**PROMPT:** Repeat every line below exactly as it reads.

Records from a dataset
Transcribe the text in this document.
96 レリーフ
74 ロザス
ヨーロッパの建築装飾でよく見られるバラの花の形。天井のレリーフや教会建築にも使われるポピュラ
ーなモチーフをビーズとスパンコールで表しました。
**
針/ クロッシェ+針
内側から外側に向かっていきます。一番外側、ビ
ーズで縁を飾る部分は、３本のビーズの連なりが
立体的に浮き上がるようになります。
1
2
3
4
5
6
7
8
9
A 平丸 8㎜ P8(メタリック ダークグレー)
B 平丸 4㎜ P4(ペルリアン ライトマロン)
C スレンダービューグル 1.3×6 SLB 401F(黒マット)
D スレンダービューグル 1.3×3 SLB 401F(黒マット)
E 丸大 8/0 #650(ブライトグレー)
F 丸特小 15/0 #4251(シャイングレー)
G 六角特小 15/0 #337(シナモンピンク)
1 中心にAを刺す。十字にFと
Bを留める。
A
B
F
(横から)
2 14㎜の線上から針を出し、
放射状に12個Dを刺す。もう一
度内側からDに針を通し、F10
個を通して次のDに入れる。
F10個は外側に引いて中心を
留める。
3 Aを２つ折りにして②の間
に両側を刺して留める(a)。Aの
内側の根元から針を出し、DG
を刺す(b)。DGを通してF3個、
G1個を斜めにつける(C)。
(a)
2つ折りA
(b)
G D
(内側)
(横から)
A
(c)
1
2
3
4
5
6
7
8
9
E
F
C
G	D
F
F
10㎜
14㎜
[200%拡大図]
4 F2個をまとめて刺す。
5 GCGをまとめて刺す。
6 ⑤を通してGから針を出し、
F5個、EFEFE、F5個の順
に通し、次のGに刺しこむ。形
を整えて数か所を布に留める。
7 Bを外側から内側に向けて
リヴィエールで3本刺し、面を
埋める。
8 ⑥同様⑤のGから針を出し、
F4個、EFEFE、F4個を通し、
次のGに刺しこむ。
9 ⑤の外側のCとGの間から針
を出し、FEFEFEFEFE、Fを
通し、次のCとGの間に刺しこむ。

**EXPECTED OUTPUT:**
Transcribe the text in this document.
96 レリーフ
74 ロザス
ヨーロッパの建築装飾でよく見られるバラの花の形。天井のレリーフや教会建築にも使われるポピュラ
ーなモチーフをビーズとスパンコールで表しました。
**
針/ クロッシェ+針
内側から外側に向かっていきます。一番外側、ビ
ーズで縁を飾る部分は、３本のビーズの連なりが
立体的に浮き上がるようになります。
1
2
3
4
5
6
7
8
9
A 平丸 8㎜ P8(メタリック ダークグレー)
B 平丸 4㎜ P4(ペルリアン ライトマロン)
C スレンダービューグル 1.3×6 SLB 401F(黒マット)
D スレンダービューグル 1.3×3 SLB 401F(黒マット)
E 丸大 8/0 #650(ブライトグレー)
F 丸特小 15/0 #4251(シャイングレー)
G 六角特小 15/0 #337(シナモンピンク)
1 中心にAを刺す。十字にFと
Bを留める。
A
B
F
(横から)
2 14㎜の線上から針を出し、
放射状に12個Dを刺す。もう一
度内側からDに針を通し、F10
個を通して次のDに入れる。
F10個は外側に引いて中心を
留める。
3 Aを２つ折りにして②の間
に両側を刺して留める(a)。Aの
内側の根元から針を出し、DG
を刺す(b)。DGを通してF3個、
G1個を斜めにつける(C)。
(a)
2つ折りA
(b)
G D
(内側)
(横から)
A
(c)
1
2
3
4
5
6
7
8
9
E
F
C
G	D
F
F
10㎜
14㎜
[200%拡大図]
4 F2個をまとめて刺す。
5 GCGをまとめて刺す。
6 ⑤を通してGから針を出し、
F5個、EFEFE、F5個の順
に通し、次のGに刺しこむ。形
を整えて数か所を布に留める。
7 Bを外側から内側に向けて
リヴィエールで3本刺し、面を
埋める。
8 ⑥同様⑤のGから針を出し、
F4個、EFEFE、F4個を通し、
次のGに刺しこむ。
9 ⑤の外側のCとGの間から針
を出し、FEFEFEFEFE、Fを
通し、次のCとGの間に刺しこむ。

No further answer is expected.